--- START ---
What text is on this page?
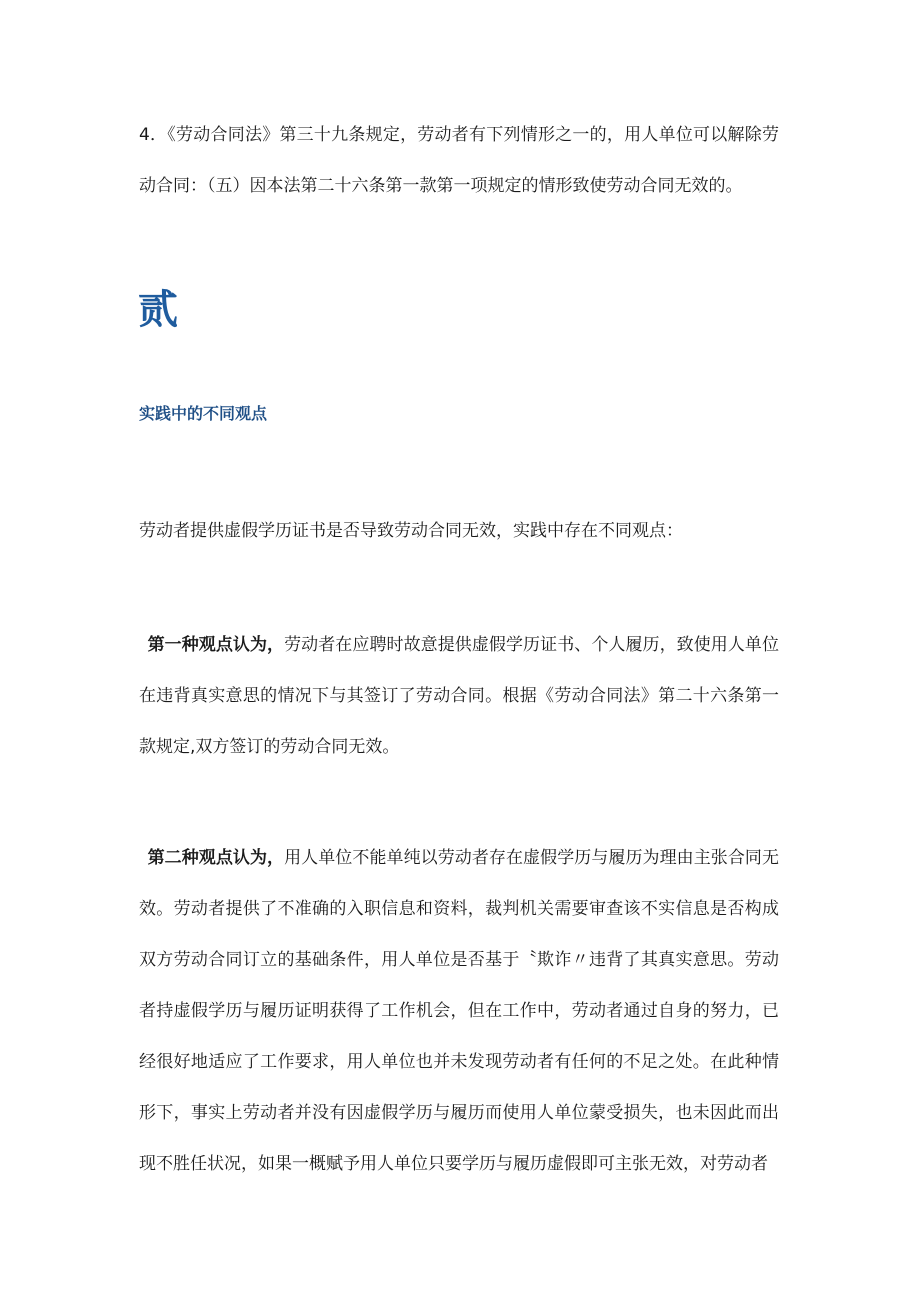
4．《劳动合同法》第三十九条规定，劳动者有下列情形之一的，用人单位可以解除劳动合同：（五）因本法第二十六条第一款第一项规定的情形致使劳动合同无效的。

贰
实践中的不同观点

劳动者提供虚假学历证书是否导致劳动合同无效，实践中存在不同观点：

 第一种观点认为，劳动者在应聘时故意提供虚假学历证书、个人履历，致使用人单位在违背真实意思的情况下与其签订了劳动合同。根据《劳动合同法》第二十六条第一款规定,双方签订的劳动合同无效。

 第二种观点认为，用人单位不能单纯以劳动者存在虚假学历与履历为理由主张合同无效。劳动者提供了不准确的入职信息和资料，裁判机关需要审查该不实信息是否构成双方劳动合同订立的基础条件，用人单位是否基于〝欺诈〃违背了其真实意思。劳动者持虚假学历与履历证明获得了工作机会，但在工作中，劳动者通过自身的努力，已经很好地适应了工作要求，用人单位也并未发现劳动者有任何的不足之处。在此种情形下，事实上劳动者并没有因虚假学历与履历而使用人单位蒙受损失，也未因此而出现不胜任状况，如果一概赋予用人单位只要学历与履历虚假即可主张无效，对劳动者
--- END ---
| Instructions for the task |
Every line containing the string "劳动合同法" must be listed.

| Result for this task |
4．《劳动合同法》第三十九条规定，劳动者有下列情形之一的，用人单位可以解除劳动合同：（五）因本法第二十六条第一款第一项规定的情形致使劳动合同无效的。
 第一种观点认为，劳动者在应聘时故意提供虚假学历证书、个人履历，致使用人单位在违背真实意思的情况下与其签订了劳动合同。根据《劳动合同法》第二十六条第一款规定,双方签订的劳动合同无效。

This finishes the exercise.